Assigned task: The entries follow. Please return all of them exactly.

Records supplied:
*** Block opens ***
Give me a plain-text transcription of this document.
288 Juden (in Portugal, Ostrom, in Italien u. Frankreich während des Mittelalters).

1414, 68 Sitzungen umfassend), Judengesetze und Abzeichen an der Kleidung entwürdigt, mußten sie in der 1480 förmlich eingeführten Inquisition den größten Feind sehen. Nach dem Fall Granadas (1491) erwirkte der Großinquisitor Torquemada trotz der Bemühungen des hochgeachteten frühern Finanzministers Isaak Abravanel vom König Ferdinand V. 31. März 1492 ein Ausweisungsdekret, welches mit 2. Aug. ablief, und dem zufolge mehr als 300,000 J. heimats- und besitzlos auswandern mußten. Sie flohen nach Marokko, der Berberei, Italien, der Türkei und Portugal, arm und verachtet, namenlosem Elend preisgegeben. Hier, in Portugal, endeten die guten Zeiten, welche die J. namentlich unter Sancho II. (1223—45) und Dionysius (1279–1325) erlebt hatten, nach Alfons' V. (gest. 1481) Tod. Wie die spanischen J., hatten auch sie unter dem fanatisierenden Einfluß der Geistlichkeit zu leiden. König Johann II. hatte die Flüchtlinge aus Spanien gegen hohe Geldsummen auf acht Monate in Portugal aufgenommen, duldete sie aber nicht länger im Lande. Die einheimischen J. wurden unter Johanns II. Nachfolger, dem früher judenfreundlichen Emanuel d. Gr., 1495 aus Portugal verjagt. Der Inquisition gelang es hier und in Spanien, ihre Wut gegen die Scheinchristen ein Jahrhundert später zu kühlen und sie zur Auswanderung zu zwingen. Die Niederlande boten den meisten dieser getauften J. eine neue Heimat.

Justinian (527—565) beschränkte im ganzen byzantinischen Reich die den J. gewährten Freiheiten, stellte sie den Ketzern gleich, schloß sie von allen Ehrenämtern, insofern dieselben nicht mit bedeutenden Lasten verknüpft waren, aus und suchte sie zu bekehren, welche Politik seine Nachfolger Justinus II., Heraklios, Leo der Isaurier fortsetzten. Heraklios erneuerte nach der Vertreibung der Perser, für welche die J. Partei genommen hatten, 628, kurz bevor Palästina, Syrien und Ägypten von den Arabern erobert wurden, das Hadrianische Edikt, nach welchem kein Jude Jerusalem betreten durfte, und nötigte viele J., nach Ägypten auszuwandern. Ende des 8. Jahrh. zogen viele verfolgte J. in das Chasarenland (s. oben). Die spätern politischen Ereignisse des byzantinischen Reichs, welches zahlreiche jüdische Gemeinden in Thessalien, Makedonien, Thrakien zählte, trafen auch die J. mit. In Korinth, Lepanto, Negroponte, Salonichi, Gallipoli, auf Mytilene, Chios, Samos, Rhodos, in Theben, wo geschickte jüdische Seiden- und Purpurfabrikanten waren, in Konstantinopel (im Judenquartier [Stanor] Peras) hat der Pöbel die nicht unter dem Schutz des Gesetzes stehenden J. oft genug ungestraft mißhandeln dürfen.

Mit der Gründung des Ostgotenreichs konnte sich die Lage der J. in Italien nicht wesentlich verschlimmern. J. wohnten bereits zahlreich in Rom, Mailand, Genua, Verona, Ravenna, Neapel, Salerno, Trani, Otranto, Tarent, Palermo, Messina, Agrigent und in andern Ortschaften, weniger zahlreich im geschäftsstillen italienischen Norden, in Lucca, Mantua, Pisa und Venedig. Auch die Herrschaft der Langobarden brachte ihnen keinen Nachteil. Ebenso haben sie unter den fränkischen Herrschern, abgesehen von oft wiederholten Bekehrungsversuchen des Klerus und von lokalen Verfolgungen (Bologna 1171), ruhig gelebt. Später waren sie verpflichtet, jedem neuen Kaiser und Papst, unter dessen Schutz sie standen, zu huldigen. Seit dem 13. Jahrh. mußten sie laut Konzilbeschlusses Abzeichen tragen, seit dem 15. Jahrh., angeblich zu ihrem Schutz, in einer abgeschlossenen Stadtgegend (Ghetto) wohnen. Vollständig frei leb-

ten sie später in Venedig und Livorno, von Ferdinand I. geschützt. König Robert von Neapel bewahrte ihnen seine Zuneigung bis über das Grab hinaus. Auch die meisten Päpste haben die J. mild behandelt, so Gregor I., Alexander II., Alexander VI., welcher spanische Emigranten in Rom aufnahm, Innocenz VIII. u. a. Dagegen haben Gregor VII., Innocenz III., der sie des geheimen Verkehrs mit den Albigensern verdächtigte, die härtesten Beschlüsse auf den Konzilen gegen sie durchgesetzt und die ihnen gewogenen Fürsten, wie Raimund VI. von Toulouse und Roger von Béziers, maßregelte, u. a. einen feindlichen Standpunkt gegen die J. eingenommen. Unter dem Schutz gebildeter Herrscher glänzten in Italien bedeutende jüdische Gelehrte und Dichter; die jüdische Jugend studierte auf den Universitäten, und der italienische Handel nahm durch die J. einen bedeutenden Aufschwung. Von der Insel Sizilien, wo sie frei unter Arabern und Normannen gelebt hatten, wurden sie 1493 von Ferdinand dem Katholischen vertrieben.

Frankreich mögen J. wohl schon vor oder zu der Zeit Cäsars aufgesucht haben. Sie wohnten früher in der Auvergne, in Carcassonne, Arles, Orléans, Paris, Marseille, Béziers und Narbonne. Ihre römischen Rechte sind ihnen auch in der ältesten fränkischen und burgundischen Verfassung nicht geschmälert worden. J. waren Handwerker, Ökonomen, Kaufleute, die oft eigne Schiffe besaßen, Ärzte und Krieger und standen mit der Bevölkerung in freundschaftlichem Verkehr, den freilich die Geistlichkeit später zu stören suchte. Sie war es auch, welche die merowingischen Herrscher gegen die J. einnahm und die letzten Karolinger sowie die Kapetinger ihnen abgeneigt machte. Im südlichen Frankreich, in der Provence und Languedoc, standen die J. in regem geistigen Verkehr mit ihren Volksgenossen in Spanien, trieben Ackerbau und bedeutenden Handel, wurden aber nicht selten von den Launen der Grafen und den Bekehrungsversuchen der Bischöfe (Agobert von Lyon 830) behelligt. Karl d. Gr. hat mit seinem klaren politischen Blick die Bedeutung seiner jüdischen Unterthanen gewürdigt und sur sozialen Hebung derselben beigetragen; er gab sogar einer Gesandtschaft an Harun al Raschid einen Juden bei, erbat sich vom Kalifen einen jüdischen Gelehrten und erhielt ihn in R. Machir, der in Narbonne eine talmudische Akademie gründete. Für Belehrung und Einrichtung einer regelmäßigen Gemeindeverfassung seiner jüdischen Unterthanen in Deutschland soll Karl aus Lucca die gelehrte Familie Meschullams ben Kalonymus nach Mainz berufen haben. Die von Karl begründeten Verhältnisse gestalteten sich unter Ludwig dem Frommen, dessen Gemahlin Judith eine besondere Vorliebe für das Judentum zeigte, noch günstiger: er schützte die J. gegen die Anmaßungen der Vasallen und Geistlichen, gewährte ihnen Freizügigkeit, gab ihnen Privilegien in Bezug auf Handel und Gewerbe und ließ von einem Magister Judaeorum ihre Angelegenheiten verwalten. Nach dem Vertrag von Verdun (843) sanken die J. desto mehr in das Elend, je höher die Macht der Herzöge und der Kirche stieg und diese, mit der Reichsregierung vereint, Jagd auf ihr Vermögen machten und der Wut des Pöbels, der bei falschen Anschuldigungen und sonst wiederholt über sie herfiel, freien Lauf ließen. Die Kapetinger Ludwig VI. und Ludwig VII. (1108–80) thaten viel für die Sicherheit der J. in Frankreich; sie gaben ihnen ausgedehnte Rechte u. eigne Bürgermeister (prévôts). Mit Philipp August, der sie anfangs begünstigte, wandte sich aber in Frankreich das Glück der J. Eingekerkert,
*** Block closes ***
Response area:
Give me a plain-text transcription of this document.
288 Juden (in Portugal, Ostrom, in Italien u. Frankreich während des Mittelalters).

1414, 68 Sitzungen umfassend), Judengesetze und Abzeichen an der Kleidung entwürdigt, mußten sie in der 1480 förmlich eingeführten Inquisition den größten Feind sehen. Nach dem Fall Granadas (1491) erwirkte der Großinquisitor Torquemada trotz der Bemühungen des hochgeachteten frühern Finanzministers Isaak Abravanel vom König Ferdinand V. 31. März 1492 ein Ausweisungsdekret, welches mit 2. Aug. ablief, und dem zufolge mehr als 300,000 J. heimats- und besitzlos auswandern mußten. Sie flohen nach Marokko, der Berberei, Italien, der Türkei und Portugal, arm und verachtet, namenlosem Elend preisgegeben. Hier, in Portugal, endeten die guten Zeiten, welche die J. namentlich unter Sancho II. (1223—45) und Dionysius (1279–1325) erlebt hatten, nach Alfons' V. (gest. 1481) Tod. Wie die spanischen J., hatten auch sie unter dem fanatisierenden Einfluß der Geistlichkeit zu leiden. König Johann II. hatte die Flüchtlinge aus Spanien gegen hohe Geldsummen auf acht Monate in Portugal aufgenommen, duldete sie aber nicht länger im Lande. Die einheimischen J. wurden unter Johanns II. Nachfolger, dem früher judenfreundlichen Emanuel d. Gr., 1495 aus Portugal verjagt. Der Inquisition gelang es hier und in Spanien, ihre Wut gegen die Scheinchristen ein Jahrhundert später zu kühlen und sie zur Auswanderung zu zwingen. Die Niederlande boten den meisten dieser getauften J. eine neue Heimat.

Justinian (527—565) beschränkte im ganzen byzantinischen Reich die den J. gewährten Freiheiten, stellte sie den Ketzern gleich, schloß sie von allen Ehrenämtern, insofern dieselben nicht mit bedeutenden Lasten verknüpft waren, aus und suchte sie zu bekehren, welche Politik seine Nachfolger Justinus II., Heraklios, Leo der Isaurier fortsetzten. Heraklios erneuerte nach der Vertreibung der Perser, für welche die J. Partei genommen hatten, 628, kurz bevor Palästina, Syrien und Ägypten von den Arabern erobert wurden, das Hadrianische Edikt, nach welchem kein Jude Jerusalem betreten durfte, und nötigte viele J., nach Ägypten auszuwandern. Ende des 8. Jahrh. zogen viele verfolgte J. in das Chasarenland (s. oben). Die spätern politischen Ereignisse des byzantinischen Reichs, welches zahlreiche jüdische Gemeinden in Thessalien, Makedonien, Thrakien zählte, trafen auch die J. mit. In Korinth, Lepanto, Negroponte, Salonichi, Gallipoli, auf Mytilene, Chios, Samos, Rhodos, in Theben, wo geschickte jüdische Seiden- und Purpurfabrikanten waren, in Konstantinopel (im Judenquartier [Stanor] Peras) hat der Pöbel die nicht unter dem Schutz des Gesetzes stehenden J. oft genug ungestraft mißhandeln dürfen.

Mit der Gründung des Ostgotenreichs konnte sich die Lage der J. in Italien nicht wesentlich verschlimmern. J. wohnten bereits zahlreich in Rom, Mailand, Genua, Verona, Ravenna, Neapel, Salerno, Trani, Otranto, Tarent, Palermo, Messina, Agrigent und in andern Ortschaften, weniger zahlreich im geschäftsstillen italienischen Norden, in Lucca, Mantua, Pisa und Venedig. Auch die Herrschaft der Langobarden brachte ihnen keinen Nachteil. Ebenso haben sie unter den fränkischen Herrschern, abgesehen von oft wiederholten Bekehrungsversuchen des Klerus und von lokalen Verfolgungen (Bologna 1171), ruhig gelebt. Später waren sie verpflichtet, jedem neuen Kaiser und Papst, unter dessen Schutz sie standen, zu huldigen. Seit dem 13. Jahrh. mußten sie laut Konzilbeschlusses Abzeichen tragen, seit dem 15. Jahrh., angeblich zu ihrem Schutz, in einer abgeschlossenen Stadtgegend (Ghetto) wohnen. Vollständig frei leb-

ten sie später in Venedig und Livorno, von Ferdinand I. geschützt. König Robert von Neapel bewahrte ihnen seine Zuneigung bis über das Grab hinaus. Auch die meisten Päpste haben die J. mild behandelt, so Gregor I., Alexander II., Alexander VI., welcher spanische Emigranten in Rom aufnahm, Innocenz VIII. u. a. Dagegen haben Gregor VII., Innocenz III., der sie des geheimen Verkehrs mit den Albigensern verdächtigte, die härtesten Beschlüsse auf den Konzilen gegen sie durchgesetzt und die ihnen gewogenen Fürsten, wie Raimund VI. von Toulouse und Roger von Béziers, maßregelte, u. a. einen feindlichen Standpunkt gegen die J. eingenommen. Unter dem Schutz gebildeter Herrscher glänzten in Italien bedeutende jüdische Gelehrte und Dichter; die jüdische Jugend studierte auf den Universitäten, und der italienische Handel nahm durch die J. einen bedeutenden Aufschwung. Von der Insel Sizilien, wo sie frei unter Arabern und Normannen gelebt hatten, wurden sie 1493 von Ferdinand dem Katholischen vertrieben.

Frankreich mögen J. wohl schon vor oder zu der Zeit Cäsars aufgesucht haben. Sie wohnten früher in der Auvergne, in Carcassonne, Arles, Orléans, Paris, Marseille, Béziers und Narbonne. Ihre römischen Rechte sind ihnen auch in der ältesten fränkischen und burgundischen Verfassung nicht geschmälert worden. J. waren Handwerker, Ökonomen, Kaufleute, die oft eigne Schiffe besaßen, Ärzte und Krieger und standen mit der Bevölkerung in freundschaftlichem Verkehr, den freilich die Geistlichkeit später zu stören suchte. Sie war es auch, welche die merowingischen Herrscher gegen die J. einnahm und die letzten Karolinger sowie die Kapetinger ihnen abgeneigt machte. Im südlichen Frankreich, in der Provence und Languedoc, standen die J. in regem geistigen Verkehr mit ihren Volksgenossen in Spanien, trieben Ackerbau und bedeutenden Handel, wurden aber nicht selten von den Launen der Grafen und den Bekehrungsversuchen der Bischöfe (Agobert von Lyon 830) behelligt. Karl d. Gr. hat mit seinem klaren politischen Blick die Bedeutung seiner jüdischen Unterthanen gewürdigt und sur sozialen Hebung derselben beigetragen; er gab sogar einer Gesandtschaft an Harun al Raschid einen Juden bei, erbat sich vom Kalifen einen jüdischen Gelehrten und erhielt ihn in R. Machir, der in Narbonne eine talmudische Akademie gründete. Für Belehrung und Einrichtung einer regelmäßigen Gemeindeverfassung seiner jüdischen Unterthanen in Deutschland soll Karl aus Lucca die gelehrte Familie Meschullams ben Kalonymus nach Mainz berufen haben. Die von Karl begründeten Verhältnisse gestalteten sich unter Ludwig dem Frommen, dessen Gemahlin Judith eine besondere Vorliebe für das Judentum zeigte, noch günstiger: er schützte die J. gegen die Anmaßungen der Vasallen und Geistlichen, gewährte ihnen Freizügigkeit, gab ihnen Privilegien in Bezug auf Handel und Gewerbe und ließ von einem Magister Judaeorum ihre Angelegenheiten verwalten. Nach dem Vertrag von Verdun (843) sanken die J. desto mehr in das Elend, je höher die Macht der Herzöge und der Kirche stieg und diese, mit der Reichsregierung vereint, Jagd auf ihr Vermögen machten und der Wut des Pöbels, der bei falschen Anschuldigungen und sonst wiederholt über sie herfiel, freien Lauf ließen. Die Kapetinger Ludwig VI. und Ludwig VII. (1108–80) thaten viel für die Sicherheit der J. in Frankreich; sie gaben ihnen ausgedehnte Rechte u. eigne Bürgermeister (prévôts). Mit Philipp August, der sie anfangs begünstigte, wandte sich aber in Frankreich das Glück der J. Eingekerkert,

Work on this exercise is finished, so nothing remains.